Some records
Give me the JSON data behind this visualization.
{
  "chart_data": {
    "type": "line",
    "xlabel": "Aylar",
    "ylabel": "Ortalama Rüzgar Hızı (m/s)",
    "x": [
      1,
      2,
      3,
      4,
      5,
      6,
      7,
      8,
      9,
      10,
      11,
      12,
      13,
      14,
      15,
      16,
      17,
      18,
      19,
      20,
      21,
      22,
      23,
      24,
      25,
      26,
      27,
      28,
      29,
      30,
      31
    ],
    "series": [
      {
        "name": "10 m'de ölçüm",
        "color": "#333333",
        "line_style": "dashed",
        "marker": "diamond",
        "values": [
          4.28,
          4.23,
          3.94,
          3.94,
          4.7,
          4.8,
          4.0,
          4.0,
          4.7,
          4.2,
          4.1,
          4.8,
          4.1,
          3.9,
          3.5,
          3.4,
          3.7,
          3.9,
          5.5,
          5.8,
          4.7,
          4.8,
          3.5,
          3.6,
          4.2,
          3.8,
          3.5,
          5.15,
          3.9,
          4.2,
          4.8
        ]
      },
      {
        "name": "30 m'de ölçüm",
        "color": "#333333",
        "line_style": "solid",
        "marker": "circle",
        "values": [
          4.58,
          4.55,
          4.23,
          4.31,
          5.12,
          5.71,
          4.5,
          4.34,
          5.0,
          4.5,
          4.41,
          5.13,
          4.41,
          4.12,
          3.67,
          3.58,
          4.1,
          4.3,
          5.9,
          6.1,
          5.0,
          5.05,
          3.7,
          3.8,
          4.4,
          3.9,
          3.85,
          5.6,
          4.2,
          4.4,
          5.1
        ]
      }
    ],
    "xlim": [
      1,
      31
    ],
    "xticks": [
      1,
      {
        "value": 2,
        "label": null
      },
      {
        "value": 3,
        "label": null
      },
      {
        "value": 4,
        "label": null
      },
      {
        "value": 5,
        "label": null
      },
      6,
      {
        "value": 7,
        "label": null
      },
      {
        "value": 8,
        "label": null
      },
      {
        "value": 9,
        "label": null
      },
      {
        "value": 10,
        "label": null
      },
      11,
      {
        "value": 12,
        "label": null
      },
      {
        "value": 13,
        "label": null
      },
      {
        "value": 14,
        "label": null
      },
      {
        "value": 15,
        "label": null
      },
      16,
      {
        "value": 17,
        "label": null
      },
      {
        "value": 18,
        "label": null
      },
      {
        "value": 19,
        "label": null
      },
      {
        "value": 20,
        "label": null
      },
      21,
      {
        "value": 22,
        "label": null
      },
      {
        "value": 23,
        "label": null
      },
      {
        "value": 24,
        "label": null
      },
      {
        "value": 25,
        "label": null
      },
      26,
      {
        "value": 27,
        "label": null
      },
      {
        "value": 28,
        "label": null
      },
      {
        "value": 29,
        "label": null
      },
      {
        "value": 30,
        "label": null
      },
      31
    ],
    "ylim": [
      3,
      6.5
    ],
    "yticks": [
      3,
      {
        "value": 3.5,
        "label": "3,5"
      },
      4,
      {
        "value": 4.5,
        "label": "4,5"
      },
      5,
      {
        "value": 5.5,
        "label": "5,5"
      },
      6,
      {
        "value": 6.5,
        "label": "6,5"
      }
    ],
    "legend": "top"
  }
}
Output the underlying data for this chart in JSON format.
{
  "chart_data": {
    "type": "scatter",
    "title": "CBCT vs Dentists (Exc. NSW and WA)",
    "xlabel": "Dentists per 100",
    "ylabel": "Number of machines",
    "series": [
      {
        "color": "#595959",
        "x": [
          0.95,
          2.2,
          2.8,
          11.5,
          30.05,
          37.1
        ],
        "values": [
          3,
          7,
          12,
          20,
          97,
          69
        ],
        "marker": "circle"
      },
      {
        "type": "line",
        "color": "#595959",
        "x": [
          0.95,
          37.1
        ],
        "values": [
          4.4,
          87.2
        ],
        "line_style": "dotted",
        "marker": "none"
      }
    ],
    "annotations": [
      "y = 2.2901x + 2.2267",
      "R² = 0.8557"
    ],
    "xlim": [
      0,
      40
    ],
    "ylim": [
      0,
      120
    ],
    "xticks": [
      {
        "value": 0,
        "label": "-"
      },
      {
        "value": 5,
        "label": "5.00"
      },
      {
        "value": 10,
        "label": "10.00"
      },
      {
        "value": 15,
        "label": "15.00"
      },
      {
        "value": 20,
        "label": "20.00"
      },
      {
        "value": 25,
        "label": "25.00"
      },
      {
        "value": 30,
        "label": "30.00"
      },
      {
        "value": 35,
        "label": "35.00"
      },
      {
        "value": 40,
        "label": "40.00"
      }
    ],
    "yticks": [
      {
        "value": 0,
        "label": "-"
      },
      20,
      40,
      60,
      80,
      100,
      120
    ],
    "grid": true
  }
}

* * *

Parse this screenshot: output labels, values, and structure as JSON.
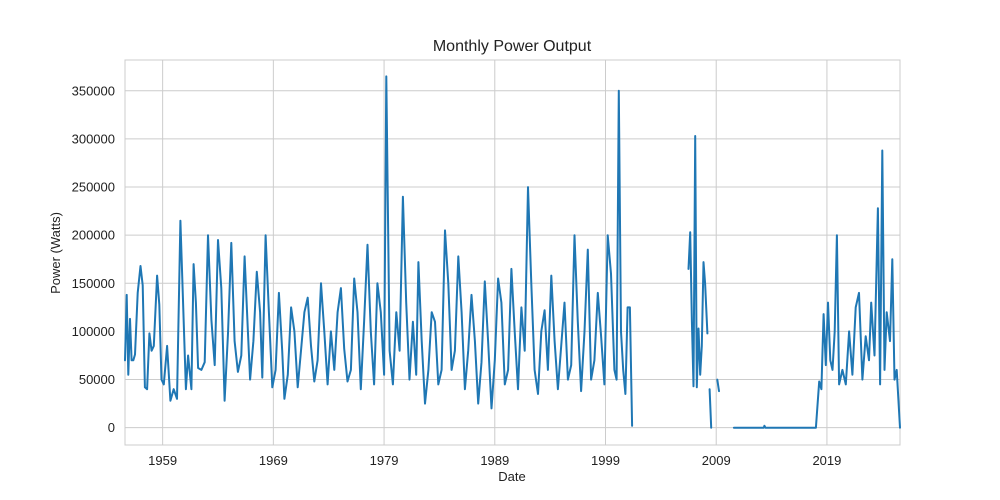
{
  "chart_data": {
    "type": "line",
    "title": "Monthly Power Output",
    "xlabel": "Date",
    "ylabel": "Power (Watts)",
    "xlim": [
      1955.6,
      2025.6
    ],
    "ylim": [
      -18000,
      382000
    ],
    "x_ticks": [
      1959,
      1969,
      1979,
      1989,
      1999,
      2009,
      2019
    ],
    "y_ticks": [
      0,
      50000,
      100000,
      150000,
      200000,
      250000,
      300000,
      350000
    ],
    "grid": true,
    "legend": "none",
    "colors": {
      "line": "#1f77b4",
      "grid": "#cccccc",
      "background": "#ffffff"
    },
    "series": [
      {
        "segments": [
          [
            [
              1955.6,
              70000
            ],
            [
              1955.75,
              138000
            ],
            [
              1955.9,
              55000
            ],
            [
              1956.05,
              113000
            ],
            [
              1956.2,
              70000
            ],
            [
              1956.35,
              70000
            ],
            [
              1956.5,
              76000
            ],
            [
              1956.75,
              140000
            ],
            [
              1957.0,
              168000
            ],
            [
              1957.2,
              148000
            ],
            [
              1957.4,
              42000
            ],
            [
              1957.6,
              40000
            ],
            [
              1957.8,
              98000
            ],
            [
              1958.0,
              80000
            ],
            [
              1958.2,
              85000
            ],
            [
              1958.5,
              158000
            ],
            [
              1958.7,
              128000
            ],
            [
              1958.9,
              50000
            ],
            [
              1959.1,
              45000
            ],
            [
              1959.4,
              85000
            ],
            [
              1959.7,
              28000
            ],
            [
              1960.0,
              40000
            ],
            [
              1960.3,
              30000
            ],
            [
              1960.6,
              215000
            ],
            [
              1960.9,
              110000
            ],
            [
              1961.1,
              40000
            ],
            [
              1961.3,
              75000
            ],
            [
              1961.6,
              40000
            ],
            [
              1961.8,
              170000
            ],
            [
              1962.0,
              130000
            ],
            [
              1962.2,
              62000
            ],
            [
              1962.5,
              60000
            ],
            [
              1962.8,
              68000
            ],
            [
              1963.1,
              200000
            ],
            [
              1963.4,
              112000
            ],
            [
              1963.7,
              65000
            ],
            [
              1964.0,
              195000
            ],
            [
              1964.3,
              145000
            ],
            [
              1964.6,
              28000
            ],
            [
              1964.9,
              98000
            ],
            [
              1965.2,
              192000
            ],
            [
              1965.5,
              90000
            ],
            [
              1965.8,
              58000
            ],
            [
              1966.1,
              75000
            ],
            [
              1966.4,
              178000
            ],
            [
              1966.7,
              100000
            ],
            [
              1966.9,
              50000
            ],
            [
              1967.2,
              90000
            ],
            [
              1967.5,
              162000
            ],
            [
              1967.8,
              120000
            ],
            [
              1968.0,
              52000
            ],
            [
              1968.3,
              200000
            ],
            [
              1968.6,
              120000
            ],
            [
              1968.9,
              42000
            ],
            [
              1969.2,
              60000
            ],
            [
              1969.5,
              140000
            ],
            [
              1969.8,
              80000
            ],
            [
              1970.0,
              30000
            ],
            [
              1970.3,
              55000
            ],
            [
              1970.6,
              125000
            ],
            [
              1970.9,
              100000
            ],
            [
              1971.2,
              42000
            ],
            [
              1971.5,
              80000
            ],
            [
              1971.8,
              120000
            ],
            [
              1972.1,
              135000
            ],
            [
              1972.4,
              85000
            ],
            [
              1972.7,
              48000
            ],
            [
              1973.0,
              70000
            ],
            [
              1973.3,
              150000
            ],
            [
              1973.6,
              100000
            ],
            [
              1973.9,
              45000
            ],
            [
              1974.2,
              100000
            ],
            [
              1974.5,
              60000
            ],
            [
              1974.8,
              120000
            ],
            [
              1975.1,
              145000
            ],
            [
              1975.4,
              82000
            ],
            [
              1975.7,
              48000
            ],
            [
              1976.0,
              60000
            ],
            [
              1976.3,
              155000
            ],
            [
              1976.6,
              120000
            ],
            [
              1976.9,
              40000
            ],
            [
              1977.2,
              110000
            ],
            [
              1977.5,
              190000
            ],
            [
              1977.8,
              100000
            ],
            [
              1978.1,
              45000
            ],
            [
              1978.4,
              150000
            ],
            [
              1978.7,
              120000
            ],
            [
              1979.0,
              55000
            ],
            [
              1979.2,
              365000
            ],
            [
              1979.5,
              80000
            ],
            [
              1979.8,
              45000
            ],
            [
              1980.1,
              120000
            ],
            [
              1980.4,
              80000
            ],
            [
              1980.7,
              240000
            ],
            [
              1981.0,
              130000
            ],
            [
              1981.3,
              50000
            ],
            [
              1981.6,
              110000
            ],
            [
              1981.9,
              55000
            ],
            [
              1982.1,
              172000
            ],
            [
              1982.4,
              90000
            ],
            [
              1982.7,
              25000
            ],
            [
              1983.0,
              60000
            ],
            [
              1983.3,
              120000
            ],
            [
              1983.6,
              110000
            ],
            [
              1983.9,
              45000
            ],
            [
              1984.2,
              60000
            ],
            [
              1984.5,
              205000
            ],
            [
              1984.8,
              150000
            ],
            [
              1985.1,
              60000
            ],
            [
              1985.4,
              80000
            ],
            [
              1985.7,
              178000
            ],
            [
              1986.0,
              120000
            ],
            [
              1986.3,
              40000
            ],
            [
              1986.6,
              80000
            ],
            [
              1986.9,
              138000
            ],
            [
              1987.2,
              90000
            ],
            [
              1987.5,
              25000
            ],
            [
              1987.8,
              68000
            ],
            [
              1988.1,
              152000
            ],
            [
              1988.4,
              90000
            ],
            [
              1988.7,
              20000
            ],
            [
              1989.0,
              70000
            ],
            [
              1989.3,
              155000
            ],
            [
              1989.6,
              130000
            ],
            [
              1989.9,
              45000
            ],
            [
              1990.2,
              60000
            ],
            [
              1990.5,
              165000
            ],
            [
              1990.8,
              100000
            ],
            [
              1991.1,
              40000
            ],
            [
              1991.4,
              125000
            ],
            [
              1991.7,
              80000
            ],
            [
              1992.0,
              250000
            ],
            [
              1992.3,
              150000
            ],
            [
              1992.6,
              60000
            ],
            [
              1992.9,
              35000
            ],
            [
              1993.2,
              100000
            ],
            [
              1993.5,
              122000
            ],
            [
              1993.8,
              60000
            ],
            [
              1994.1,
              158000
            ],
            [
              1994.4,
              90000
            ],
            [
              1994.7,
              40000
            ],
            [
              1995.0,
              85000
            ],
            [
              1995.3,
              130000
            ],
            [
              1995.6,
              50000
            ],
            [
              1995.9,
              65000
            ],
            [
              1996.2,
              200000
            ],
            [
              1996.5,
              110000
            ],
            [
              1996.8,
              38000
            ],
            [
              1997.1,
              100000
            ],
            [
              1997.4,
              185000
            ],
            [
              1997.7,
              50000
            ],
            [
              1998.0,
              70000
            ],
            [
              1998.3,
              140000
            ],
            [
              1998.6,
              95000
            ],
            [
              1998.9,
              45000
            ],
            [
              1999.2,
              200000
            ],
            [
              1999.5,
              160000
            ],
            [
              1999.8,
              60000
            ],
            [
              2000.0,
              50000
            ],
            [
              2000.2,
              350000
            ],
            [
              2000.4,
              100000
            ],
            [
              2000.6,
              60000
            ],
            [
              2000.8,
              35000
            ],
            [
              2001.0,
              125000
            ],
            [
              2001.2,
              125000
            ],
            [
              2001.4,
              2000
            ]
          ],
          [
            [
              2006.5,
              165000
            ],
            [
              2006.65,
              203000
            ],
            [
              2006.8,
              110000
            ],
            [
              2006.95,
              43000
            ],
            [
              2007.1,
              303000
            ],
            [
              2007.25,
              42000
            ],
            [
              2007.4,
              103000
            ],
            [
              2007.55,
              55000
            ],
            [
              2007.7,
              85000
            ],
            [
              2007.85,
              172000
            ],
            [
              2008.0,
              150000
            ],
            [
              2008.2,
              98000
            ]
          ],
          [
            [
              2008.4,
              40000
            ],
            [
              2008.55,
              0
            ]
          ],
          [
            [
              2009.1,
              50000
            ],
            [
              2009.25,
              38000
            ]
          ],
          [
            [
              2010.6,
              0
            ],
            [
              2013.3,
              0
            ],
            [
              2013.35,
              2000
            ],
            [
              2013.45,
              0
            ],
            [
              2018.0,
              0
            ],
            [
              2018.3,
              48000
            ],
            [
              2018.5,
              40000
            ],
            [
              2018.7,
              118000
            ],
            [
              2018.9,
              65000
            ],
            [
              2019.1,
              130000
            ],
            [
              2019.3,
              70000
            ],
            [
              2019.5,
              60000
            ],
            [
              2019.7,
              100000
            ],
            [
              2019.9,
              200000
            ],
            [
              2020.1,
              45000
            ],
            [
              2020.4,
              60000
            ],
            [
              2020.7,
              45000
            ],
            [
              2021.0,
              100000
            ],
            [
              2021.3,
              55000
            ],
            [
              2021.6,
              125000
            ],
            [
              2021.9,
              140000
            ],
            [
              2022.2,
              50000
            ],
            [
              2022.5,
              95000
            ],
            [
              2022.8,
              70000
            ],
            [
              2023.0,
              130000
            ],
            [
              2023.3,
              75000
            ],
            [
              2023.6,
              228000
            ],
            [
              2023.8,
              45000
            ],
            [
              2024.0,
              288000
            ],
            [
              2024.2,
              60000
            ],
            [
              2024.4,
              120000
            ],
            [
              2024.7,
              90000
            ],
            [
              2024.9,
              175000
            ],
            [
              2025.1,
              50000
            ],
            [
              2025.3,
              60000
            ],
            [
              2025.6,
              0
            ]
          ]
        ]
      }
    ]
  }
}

---

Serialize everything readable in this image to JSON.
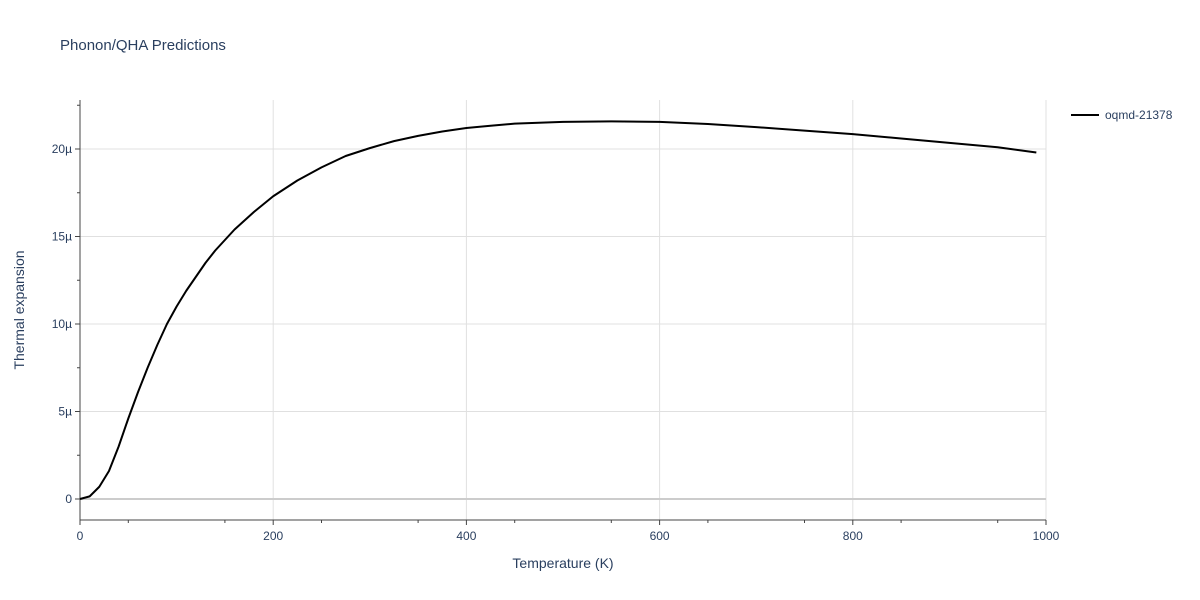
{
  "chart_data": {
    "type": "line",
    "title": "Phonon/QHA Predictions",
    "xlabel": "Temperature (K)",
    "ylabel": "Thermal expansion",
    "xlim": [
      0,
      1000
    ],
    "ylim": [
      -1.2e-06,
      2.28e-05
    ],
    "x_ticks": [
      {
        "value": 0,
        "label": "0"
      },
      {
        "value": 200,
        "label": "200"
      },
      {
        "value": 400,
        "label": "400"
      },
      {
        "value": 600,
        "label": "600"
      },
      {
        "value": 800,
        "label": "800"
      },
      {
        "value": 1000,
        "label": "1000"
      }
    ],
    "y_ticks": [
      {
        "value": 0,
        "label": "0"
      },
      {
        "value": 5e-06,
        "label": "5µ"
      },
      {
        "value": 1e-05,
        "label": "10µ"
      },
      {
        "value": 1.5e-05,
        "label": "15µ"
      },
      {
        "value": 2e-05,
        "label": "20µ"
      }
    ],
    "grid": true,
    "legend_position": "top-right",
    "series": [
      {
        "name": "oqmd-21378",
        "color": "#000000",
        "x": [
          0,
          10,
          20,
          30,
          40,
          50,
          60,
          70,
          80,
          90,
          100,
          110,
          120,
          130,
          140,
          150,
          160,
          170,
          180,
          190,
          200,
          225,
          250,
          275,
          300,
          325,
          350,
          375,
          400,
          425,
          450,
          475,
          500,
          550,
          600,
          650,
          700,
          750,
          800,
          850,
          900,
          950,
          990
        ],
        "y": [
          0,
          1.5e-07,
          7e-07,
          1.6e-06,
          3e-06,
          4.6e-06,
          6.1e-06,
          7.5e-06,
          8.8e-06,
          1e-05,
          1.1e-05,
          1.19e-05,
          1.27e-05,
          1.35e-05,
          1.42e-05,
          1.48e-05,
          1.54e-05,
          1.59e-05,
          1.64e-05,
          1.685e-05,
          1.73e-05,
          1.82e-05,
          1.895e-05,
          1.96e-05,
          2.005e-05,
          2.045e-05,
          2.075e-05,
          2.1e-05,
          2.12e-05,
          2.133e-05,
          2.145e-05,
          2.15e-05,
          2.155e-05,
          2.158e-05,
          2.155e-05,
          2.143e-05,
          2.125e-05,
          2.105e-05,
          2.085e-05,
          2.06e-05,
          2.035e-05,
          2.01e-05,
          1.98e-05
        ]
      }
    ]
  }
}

WORK TO DO — Every line that holds the word "marker" counts once; state the total number of such lines and nothing else.

REPLY TO THE TASK — 4